What you are asked to do => Which lines of the records contain "name"? Collect every one of them.

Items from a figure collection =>
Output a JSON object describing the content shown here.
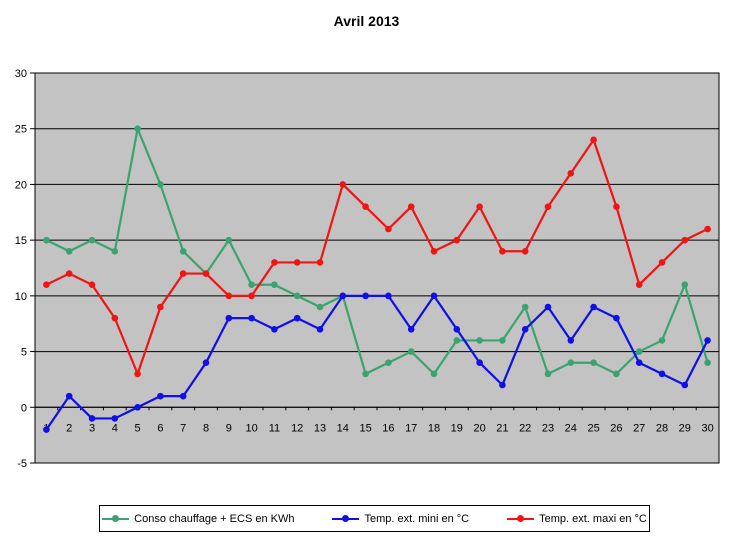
{
  "chart_data": {
    "type": "line",
    "title": "Avril 2013",
    "categories": [
      1,
      2,
      3,
      4,
      5,
      6,
      7,
      8,
      9,
      10,
      11,
      12,
      13,
      14,
      15,
      16,
      17,
      18,
      19,
      20,
      21,
      22,
      23,
      24,
      25,
      26,
      27,
      28,
      29,
      30
    ],
    "series": [
      {
        "name": "Conso chauffage + ECS en KWh",
        "color": "#3BA370",
        "values": [
          15,
          14,
          15,
          14,
          25,
          20,
          14,
          12,
          15,
          11,
          11,
          10,
          9,
          10,
          3,
          4,
          5,
          3,
          6,
          6,
          6,
          9,
          3,
          4,
          4,
          3,
          5,
          6,
          11,
          4
        ]
      },
      {
        "name": "Temp. ext. mini en °C",
        "color": "#0F0FE8",
        "values": [
          -2,
          1,
          -1,
          -1,
          0,
          1,
          1,
          4,
          8,
          8,
          7,
          8,
          7,
          10,
          10,
          10,
          7,
          10,
          7,
          4,
          2,
          7,
          9,
          6,
          9,
          8,
          4,
          3,
          2,
          6
        ]
      },
      {
        "name": "Temp. ext. maxi en °C",
        "color": "#F01414",
        "values": [
          11,
          12,
          11,
          8,
          3,
          9,
          12,
          12,
          10,
          10,
          13,
          13,
          13,
          20,
          18,
          16,
          18,
          14,
          15,
          18,
          14,
          14,
          18,
          21,
          24,
          18,
          11,
          13,
          15,
          16
        ]
      }
    ],
    "ylim": [
      -5,
      30
    ],
    "ytick_interval": 5,
    "grid": true,
    "legend_position": "bottom",
    "colors": {
      "plot_bg": "#C3C3C3",
      "grid": "#000000",
      "axis": "#000000",
      "text": "#000000"
    }
  }
}
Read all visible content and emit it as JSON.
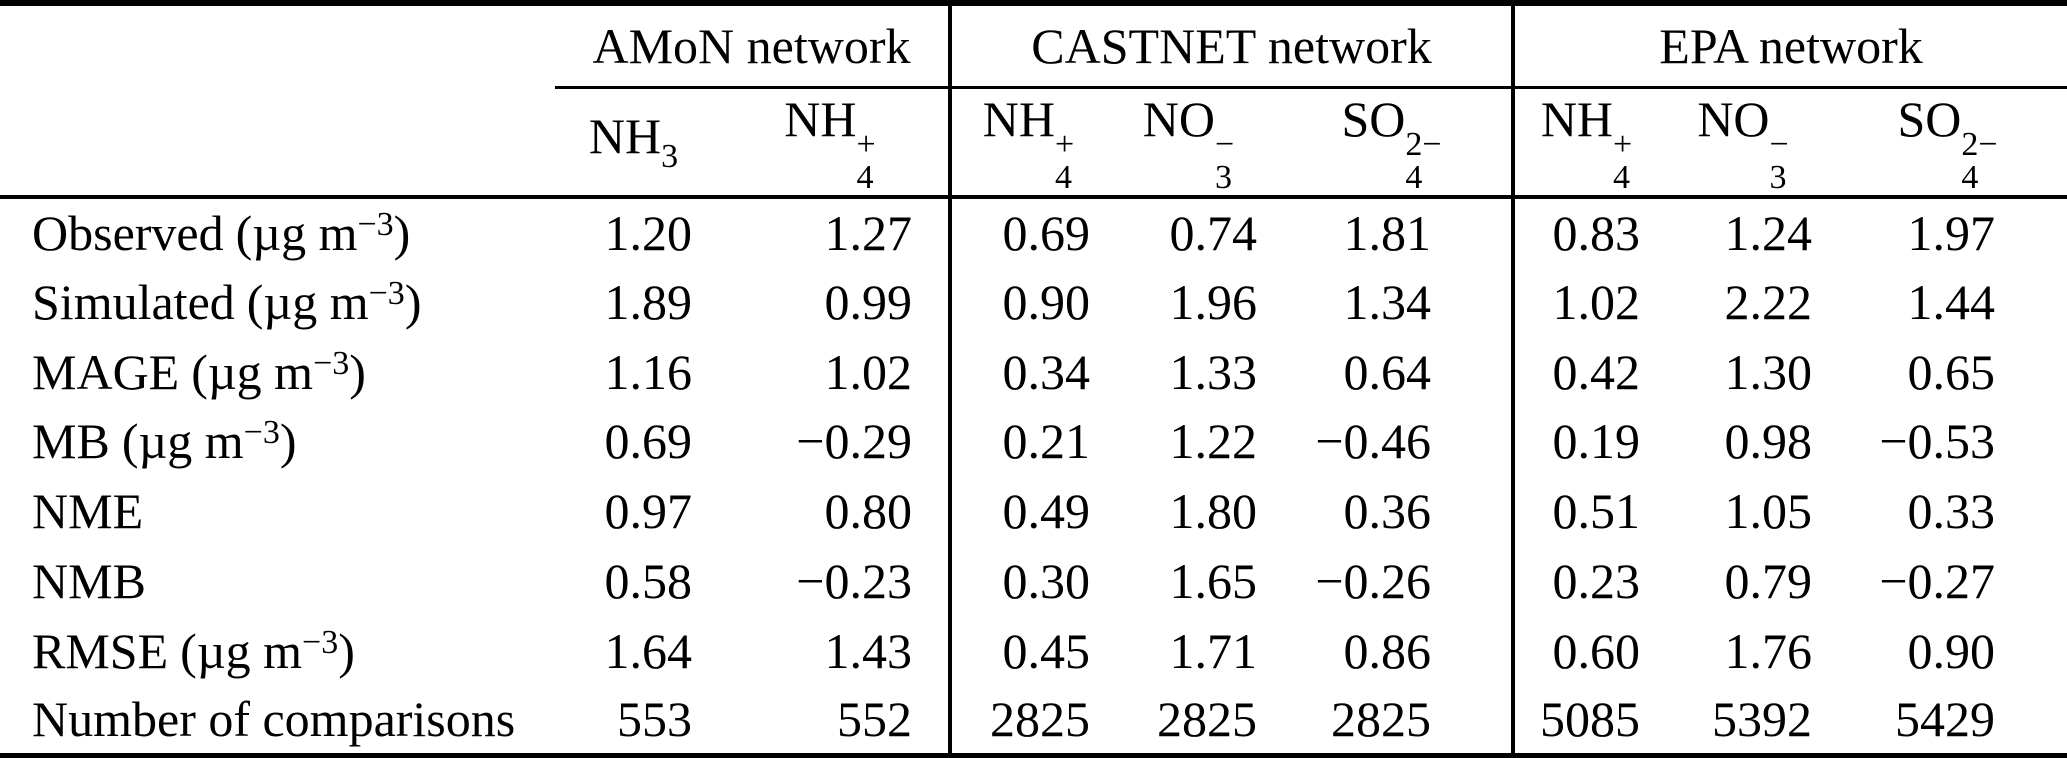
{
  "page": {
    "background_color": "#ffffff",
    "text_color": "#000000"
  },
  "table": {
    "network_groups": [
      {
        "label": "AMoN network",
        "colspan": 2
      },
      {
        "label": "CASTNET network",
        "colspan": 3
      },
      {
        "label": "EPA network",
        "colspan": 3
      }
    ],
    "species_columns": [
      {
        "base": "NH",
        "sup": "",
        "sub": "3",
        "group": "AMoN"
      },
      {
        "base": "NH",
        "sup": "+",
        "sub": "4",
        "group": "AMoN"
      },
      {
        "base": "NH",
        "sup": "+",
        "sub": "4",
        "group": "CASTNET"
      },
      {
        "base": "NO",
        "sup": "−",
        "sub": "3",
        "group": "CASTNET"
      },
      {
        "base": "SO",
        "sup": "2−",
        "sub": "4",
        "group": "CASTNET"
      },
      {
        "base": "NH",
        "sup": "+",
        "sub": "4",
        "group": "EPA"
      },
      {
        "base": "NO",
        "sup": "−",
        "sub": "3",
        "group": "EPA"
      },
      {
        "base": "SO",
        "sup": "2−",
        "sub": "4",
        "group": "EPA"
      }
    ],
    "unit": {
      "open": "(",
      "base": "µg m",
      "exp": "−3",
      "close": ")"
    },
    "rows": [
      {
        "metric": "Observed",
        "has_unit": true,
        "values": [
          "1.20",
          "1.27",
          "0.69",
          "0.74",
          "1.81",
          "0.83",
          "1.24",
          "1.97"
        ]
      },
      {
        "metric": "Simulated",
        "has_unit": true,
        "values": [
          "1.89",
          "0.99",
          "0.90",
          "1.96",
          "1.34",
          "1.02",
          "2.22",
          "1.44"
        ]
      },
      {
        "metric": "MAGE",
        "has_unit": true,
        "values": [
          "1.16",
          "1.02",
          "0.34",
          "1.33",
          "0.64",
          "0.42",
          "1.30",
          "0.65"
        ]
      },
      {
        "metric": "MB",
        "has_unit": true,
        "values": [
          "0.69",
          "−0.29",
          "0.21",
          "1.22",
          "−0.46",
          "0.19",
          "0.98",
          "−0.53"
        ]
      },
      {
        "metric": "NME",
        "has_unit": false,
        "values": [
          "0.97",
          "0.80",
          "0.49",
          "1.80",
          "0.36",
          "0.51",
          "1.05",
          "0.33"
        ]
      },
      {
        "metric": "NMB",
        "has_unit": false,
        "values": [
          "0.58",
          "−0.23",
          "0.30",
          "1.65",
          "−0.26",
          "0.23",
          "0.79",
          "−0.27"
        ]
      },
      {
        "metric": "RMSE",
        "has_unit": true,
        "values": [
          "1.64",
          "1.43",
          "0.45",
          "1.71",
          "0.86",
          "0.60",
          "1.76",
          "0.90"
        ]
      },
      {
        "metric": "Number of comparisons",
        "has_unit": false,
        "values": [
          "553",
          "552",
          "2825",
          "2825",
          "2825",
          "5085",
          "5392",
          "5429"
        ]
      }
    ]
  }
}
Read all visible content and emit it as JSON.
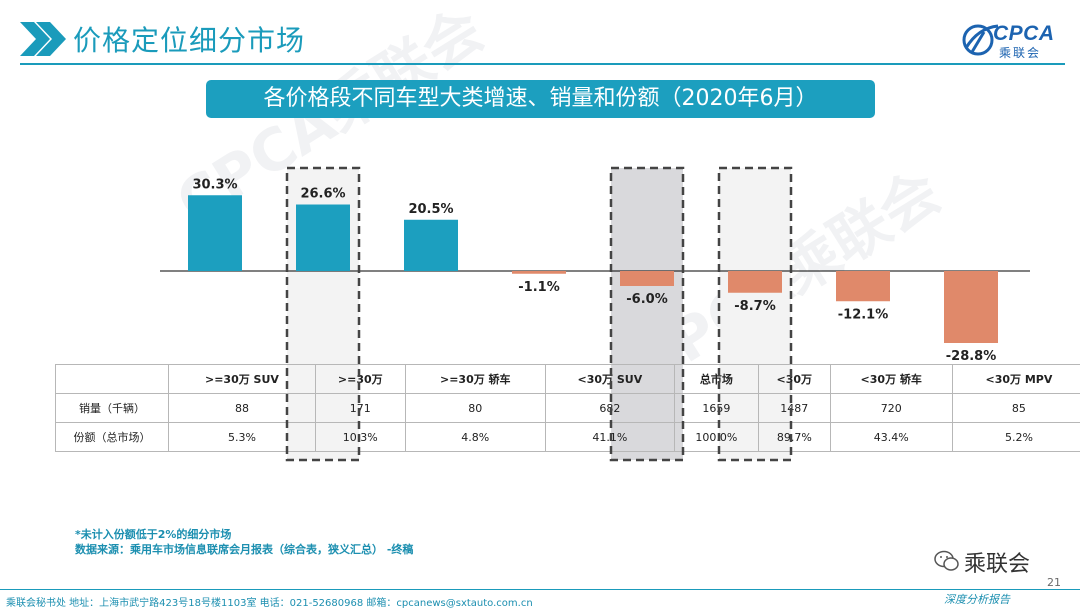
{
  "header": {
    "title": "价格定位细分市场",
    "logo_text": "CPCA",
    "logo_sub": "乘联会"
  },
  "banner": {
    "title": "各价格段不同车型大类增速、销量和份额（2020年6月）"
  },
  "watermark": "CPCA乘联会",
  "chart_data": {
    "type": "bar",
    "title": "各价格段不同车型大类增速、销量和份额（2020年6月）",
    "xlabel": "",
    "ylabel": "",
    "categories": [
      ">=30万 SUV",
      ">=30万",
      ">=30万 轿车",
      "<30万 SUV",
      "总市场",
      "<30万",
      "<30万 轿车",
      "<30万 MPV"
    ],
    "values": [
      30.3,
      26.6,
      20.5,
      -1.1,
      -6.0,
      -8.7,
      -12.1,
      -28.8
    ],
    "value_labels": [
      "30.3%",
      "26.6%",
      "20.5%",
      "-1.1%",
      "-6.0%",
      "-8.7%",
      "-12.1%",
      "-28.8%"
    ],
    "ylim": [
      -30,
      35
    ],
    "grid": false,
    "positive_color": "#1c9fbf",
    "negative_color": "#e0896a",
    "highlighted": [
      ">=30万",
      "总市场",
      "<30万"
    ]
  },
  "table": {
    "headers": [
      ">=30万 SUV",
      ">=30万",
      ">=30万 轿车",
      "<30万 SUV",
      "总市场",
      "<30万",
      "<30万 轿车",
      "<30万 MPV"
    ],
    "rows": [
      {
        "label": "销量（千辆）",
        "values": [
          "88",
          "171",
          "80",
          "682",
          "1659",
          "1487",
          "720",
          "85"
        ]
      },
      {
        "label": "份额（总市场）",
        "values": [
          "5.3%",
          "10.3%",
          "4.8%",
          "41.1%",
          "100.0%",
          "89.7%",
          "43.4%",
          "5.2%"
        ]
      }
    ]
  },
  "notes": [
    "*未计入份额低于2%的细分市场",
    "数据来源：乘用车市场信息联席会月报表（综合表，狭义汇总）  -终稿"
  ],
  "footer": {
    "contact": "乘联会秘书处   地址：上海市武宁路423号18号楼1103室   电话：021-52680968   邮箱：cpcanews@sxtauto.com.cn",
    "deep_report": "深度分析报告",
    "page_number": "21",
    "wechat_label": "乘联会"
  },
  "colors": {
    "accent": "#1a9bbb",
    "banner": "#1c9fbf",
    "logo": "#1c63b0"
  }
}
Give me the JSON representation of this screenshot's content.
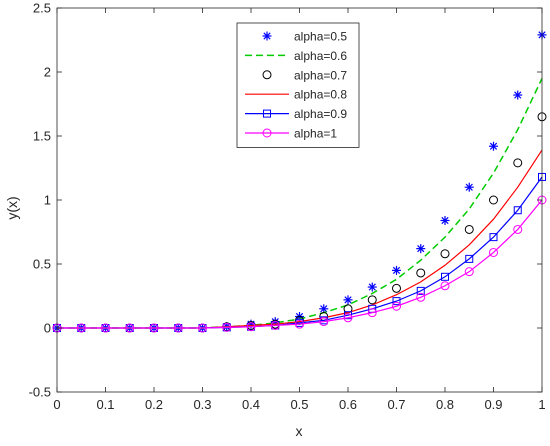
{
  "chart_data": {
    "type": "line",
    "xlabel": "x",
    "ylabel": "y(x)",
    "xlim": [
      0,
      1
    ],
    "ylim": [
      -0.5,
      2.5
    ],
    "x_ticks": [
      "0",
      "0.1",
      "0.2",
      "0.3",
      "0.4",
      "0.5",
      "0.6",
      "0.7",
      "0.8",
      "0.9",
      "1"
    ],
    "y_ticks": [
      "-0.5",
      "0",
      "0.5",
      "1",
      "1.5",
      "2",
      "2.5"
    ],
    "grid": false,
    "legend_position": "top-center",
    "x": [
      0,
      0.05,
      0.1,
      0.15,
      0.2,
      0.25,
      0.3,
      0.35,
      0.4,
      0.45,
      0.5,
      0.55,
      0.6,
      0.65,
      0.7,
      0.75,
      0.8,
      0.85,
      0.9,
      0.95,
      1
    ],
    "series": [
      {
        "name": "alpha=0.5",
        "style": "markers",
        "marker": "asterisk",
        "color": "#0000ff",
        "values": [
          0,
          0,
          0,
          0,
          0,
          0,
          0,
          0.01,
          0.03,
          0.05,
          0.09,
          0.15,
          0.22,
          0.32,
          0.45,
          0.62,
          0.84,
          1.1,
          1.42,
          1.82,
          2.29
        ]
      },
      {
        "name": "alpha=0.6",
        "style": "dashed",
        "marker": "none",
        "color": "#00cc00",
        "values": [
          0,
          0,
          0,
          0,
          0,
          0,
          0,
          0.01,
          0.02,
          0.04,
          0.07,
          0.12,
          0.18,
          0.27,
          0.38,
          0.53,
          0.71,
          0.93,
          1.21,
          1.55,
          1.95
        ]
      },
      {
        "name": "alpha=0.7",
        "style": "markers",
        "marker": "circle",
        "color": "#000000",
        "values": [
          0,
          0,
          0,
          0,
          0,
          0,
          0,
          0.01,
          0.02,
          0.03,
          0.06,
          0.09,
          0.15,
          0.22,
          0.31,
          0.43,
          0.58,
          0.77,
          1.0,
          1.29,
          1.65
        ]
      },
      {
        "name": "alpha=0.8",
        "style": "solid",
        "marker": "none",
        "color": "#ff0000",
        "values": [
          0,
          0,
          0,
          0,
          0,
          0,
          0,
          0.01,
          0.02,
          0.03,
          0.05,
          0.08,
          0.12,
          0.18,
          0.26,
          0.36,
          0.49,
          0.65,
          0.85,
          1.1,
          1.39
        ]
      },
      {
        "name": "alpha=0.9",
        "style": "solid",
        "marker": "square",
        "color": "#0000ff",
        "values": [
          0,
          0,
          0,
          0,
          0,
          0,
          0,
          0.005,
          0.01,
          0.02,
          0.04,
          0.06,
          0.1,
          0.15,
          0.21,
          0.29,
          0.4,
          0.54,
          0.71,
          0.92,
          1.18
        ]
      },
      {
        "name": "alpha=1",
        "style": "solid",
        "marker": "circle",
        "color": "#ff00ff",
        "values": [
          0,
          0,
          0,
          0,
          0,
          0,
          0,
          0.005,
          0.01,
          0.02,
          0.03,
          0.05,
          0.08,
          0.12,
          0.17,
          0.24,
          0.33,
          0.44,
          0.59,
          0.77,
          1.0
        ]
      }
    ]
  }
}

Solution to this exercise =>
        "name": "Conso chauffage + ECS en KWh",
        "name": "Temp. ext. mini en °C",
        "name": "Temp. ext. maxi en °C",
        "name": "alpha=0.5",
        "name": "alpha=0.6",
        "name": "alpha=0.7",
        "name": "alpha=0.8",
        "name": "alpha=0.9",
        "name": "alpha=1",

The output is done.